→ Written exercise: Wherever the word "document" turns up in a line of the entries, copy that line.

→ Data shown:
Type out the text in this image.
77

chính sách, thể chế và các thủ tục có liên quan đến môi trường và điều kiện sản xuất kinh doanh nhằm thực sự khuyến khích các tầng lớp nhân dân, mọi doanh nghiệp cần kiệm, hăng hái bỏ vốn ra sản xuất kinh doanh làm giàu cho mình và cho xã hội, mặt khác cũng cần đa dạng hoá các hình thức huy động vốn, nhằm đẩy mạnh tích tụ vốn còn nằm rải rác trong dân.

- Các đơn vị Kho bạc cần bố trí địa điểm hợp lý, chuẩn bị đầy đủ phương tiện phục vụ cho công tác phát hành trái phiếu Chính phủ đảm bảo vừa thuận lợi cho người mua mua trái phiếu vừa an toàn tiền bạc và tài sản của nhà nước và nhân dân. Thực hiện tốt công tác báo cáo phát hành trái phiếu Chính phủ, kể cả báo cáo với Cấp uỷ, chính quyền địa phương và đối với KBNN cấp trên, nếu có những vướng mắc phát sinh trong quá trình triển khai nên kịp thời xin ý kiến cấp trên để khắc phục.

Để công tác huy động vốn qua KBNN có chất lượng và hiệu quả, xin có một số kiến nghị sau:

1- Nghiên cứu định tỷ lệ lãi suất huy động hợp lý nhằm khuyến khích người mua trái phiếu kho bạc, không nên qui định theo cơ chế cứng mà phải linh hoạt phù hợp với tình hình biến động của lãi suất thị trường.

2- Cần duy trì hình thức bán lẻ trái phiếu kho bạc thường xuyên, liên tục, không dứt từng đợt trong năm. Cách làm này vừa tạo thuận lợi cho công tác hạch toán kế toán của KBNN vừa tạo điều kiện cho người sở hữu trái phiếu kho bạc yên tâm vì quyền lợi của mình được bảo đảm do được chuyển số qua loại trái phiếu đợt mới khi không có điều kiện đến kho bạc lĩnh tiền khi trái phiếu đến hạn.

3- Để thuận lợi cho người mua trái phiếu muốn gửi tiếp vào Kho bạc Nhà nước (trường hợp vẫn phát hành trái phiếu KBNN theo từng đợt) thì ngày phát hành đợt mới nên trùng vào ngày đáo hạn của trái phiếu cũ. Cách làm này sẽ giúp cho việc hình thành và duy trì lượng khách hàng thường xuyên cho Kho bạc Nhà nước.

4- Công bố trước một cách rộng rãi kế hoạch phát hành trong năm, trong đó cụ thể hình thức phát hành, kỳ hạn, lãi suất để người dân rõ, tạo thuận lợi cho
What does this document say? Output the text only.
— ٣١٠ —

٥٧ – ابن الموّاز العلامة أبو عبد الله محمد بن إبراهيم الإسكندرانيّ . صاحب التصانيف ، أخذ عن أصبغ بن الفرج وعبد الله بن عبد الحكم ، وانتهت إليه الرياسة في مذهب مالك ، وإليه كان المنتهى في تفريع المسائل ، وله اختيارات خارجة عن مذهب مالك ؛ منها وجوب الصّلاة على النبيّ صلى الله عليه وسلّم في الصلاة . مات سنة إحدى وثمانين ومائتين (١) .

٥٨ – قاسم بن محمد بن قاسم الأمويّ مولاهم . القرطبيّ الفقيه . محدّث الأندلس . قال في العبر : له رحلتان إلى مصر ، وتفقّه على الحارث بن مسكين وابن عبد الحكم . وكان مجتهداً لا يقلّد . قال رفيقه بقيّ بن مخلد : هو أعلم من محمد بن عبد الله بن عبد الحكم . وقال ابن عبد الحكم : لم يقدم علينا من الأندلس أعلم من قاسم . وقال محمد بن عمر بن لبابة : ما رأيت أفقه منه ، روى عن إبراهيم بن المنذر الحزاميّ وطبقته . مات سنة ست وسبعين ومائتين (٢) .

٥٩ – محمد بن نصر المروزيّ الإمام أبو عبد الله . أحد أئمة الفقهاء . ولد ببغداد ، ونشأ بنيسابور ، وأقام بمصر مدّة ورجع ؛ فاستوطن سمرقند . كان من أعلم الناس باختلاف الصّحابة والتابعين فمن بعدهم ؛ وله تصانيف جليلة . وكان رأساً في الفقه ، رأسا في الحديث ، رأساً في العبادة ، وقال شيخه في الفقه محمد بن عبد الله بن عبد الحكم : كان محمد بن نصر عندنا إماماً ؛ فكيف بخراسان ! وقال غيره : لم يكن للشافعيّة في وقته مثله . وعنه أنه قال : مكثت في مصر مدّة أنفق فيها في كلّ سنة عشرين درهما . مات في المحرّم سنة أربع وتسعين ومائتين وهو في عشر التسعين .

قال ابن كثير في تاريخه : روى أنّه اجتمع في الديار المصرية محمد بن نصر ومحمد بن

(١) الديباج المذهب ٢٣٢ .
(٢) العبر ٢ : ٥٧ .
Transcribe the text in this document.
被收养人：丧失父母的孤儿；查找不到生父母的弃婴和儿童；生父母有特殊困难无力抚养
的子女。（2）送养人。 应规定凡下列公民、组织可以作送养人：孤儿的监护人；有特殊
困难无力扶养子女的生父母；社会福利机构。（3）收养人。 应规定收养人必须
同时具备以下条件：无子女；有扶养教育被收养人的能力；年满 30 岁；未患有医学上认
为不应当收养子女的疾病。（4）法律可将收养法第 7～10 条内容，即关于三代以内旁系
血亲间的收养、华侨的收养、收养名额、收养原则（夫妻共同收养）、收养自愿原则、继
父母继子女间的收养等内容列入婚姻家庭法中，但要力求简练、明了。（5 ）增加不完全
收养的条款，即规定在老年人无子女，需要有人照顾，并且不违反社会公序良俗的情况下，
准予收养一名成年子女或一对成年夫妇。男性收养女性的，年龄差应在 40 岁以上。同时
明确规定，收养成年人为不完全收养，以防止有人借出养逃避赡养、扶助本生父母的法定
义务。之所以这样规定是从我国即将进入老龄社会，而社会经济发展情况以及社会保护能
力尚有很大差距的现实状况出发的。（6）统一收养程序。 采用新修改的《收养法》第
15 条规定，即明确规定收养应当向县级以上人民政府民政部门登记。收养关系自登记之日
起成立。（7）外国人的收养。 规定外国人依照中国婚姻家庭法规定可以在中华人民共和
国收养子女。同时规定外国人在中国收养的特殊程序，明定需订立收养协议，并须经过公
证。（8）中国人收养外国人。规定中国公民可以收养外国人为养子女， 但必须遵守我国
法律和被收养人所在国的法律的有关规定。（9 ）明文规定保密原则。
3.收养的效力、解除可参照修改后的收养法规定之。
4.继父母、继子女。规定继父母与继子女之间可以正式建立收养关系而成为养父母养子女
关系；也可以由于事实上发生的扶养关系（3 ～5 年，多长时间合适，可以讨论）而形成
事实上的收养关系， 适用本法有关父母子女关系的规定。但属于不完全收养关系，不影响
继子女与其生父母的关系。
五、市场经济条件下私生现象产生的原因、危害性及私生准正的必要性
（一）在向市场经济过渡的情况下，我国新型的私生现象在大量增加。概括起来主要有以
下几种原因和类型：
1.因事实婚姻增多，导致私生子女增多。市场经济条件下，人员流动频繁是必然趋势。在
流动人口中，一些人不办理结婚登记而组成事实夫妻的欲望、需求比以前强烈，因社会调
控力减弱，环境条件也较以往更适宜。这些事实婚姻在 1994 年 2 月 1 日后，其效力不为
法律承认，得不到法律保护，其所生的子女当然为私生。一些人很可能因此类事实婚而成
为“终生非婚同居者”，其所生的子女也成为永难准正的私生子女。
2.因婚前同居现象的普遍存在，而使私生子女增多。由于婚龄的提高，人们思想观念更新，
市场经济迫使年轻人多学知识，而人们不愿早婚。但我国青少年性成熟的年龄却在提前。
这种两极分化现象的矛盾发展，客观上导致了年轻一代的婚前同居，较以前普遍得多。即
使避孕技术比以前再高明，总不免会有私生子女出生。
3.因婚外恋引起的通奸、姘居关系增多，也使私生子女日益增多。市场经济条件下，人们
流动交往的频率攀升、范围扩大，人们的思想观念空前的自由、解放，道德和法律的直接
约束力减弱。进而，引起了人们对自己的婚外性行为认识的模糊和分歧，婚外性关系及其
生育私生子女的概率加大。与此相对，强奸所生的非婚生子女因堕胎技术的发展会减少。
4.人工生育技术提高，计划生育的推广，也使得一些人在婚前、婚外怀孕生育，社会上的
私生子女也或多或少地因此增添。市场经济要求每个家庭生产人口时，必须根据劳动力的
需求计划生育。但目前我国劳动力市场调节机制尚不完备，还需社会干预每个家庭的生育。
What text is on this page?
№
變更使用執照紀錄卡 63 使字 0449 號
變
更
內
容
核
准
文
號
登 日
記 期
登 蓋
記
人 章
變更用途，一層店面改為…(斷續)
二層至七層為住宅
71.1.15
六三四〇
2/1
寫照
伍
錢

→ Solution for this exercise:
What does this document say? Output the text only.
Transcribe the text in this document.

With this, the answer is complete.